** Start of Task data **

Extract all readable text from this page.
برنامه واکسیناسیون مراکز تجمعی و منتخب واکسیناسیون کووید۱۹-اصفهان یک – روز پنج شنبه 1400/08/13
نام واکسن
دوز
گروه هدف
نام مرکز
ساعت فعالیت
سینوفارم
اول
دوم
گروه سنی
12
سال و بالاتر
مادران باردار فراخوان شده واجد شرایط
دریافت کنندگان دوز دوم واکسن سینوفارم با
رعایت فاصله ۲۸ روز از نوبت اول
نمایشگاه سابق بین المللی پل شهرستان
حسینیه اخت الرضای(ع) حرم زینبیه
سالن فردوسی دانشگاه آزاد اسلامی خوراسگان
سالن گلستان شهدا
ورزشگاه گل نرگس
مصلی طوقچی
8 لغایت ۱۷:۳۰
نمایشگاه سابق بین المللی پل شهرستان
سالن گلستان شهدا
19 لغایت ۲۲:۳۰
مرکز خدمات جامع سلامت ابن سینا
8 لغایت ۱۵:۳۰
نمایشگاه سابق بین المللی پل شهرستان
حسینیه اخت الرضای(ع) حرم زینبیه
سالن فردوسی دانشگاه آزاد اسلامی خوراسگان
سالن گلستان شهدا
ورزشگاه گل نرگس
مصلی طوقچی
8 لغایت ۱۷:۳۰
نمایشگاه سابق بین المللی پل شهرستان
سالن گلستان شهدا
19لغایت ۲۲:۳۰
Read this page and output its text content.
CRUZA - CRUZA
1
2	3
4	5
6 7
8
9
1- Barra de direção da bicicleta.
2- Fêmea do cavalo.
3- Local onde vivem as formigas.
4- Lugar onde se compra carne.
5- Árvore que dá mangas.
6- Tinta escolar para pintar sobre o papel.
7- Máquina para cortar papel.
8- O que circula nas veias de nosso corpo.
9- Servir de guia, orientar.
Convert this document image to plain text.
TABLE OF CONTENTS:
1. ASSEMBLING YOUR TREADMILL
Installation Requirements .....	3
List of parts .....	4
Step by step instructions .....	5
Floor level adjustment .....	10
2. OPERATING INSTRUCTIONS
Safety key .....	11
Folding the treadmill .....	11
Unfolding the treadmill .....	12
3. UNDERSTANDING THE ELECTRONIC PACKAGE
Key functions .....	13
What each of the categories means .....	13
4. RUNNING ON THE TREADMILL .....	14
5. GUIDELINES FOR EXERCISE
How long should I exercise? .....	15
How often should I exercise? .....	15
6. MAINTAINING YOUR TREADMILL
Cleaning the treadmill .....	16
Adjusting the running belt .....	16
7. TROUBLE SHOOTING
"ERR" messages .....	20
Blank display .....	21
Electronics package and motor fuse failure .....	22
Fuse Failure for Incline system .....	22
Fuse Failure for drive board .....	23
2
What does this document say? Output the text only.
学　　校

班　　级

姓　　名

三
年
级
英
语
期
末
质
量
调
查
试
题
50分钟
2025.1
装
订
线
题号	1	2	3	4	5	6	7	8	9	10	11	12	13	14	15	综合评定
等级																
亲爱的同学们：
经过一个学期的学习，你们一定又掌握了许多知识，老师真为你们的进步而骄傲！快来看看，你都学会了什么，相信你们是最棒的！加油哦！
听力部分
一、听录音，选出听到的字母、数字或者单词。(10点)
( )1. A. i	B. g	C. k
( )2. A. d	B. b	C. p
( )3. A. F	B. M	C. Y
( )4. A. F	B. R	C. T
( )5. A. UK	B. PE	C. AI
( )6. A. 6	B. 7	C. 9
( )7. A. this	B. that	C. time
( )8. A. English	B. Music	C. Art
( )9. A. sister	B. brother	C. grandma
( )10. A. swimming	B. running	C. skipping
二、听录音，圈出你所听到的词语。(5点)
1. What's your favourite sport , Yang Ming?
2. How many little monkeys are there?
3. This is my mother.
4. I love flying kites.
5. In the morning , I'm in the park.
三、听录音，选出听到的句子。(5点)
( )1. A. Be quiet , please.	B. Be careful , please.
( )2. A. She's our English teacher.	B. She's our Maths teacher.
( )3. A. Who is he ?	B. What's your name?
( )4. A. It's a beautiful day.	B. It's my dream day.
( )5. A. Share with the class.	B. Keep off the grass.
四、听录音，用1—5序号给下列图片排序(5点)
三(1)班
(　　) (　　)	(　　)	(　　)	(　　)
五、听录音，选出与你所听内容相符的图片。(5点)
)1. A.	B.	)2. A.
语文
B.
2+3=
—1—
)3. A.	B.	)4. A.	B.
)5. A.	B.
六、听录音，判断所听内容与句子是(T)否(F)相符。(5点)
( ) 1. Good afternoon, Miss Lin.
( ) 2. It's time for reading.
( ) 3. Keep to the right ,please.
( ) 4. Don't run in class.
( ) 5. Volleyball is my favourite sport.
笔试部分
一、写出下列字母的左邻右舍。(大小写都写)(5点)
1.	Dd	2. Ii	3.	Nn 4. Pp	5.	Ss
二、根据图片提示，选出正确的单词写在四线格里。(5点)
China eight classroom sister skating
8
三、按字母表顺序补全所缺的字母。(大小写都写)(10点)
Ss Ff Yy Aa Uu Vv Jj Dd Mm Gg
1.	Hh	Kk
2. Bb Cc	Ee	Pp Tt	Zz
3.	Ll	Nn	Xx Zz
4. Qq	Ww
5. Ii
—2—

** End of Task data **

[Exercise requirements] Find the word "English" and list each line it appears in.

[Task solution]
( )8. A. English	B. Music	C. Art
( )2. A. She's our English teacher.	B. She's our Maths teacher.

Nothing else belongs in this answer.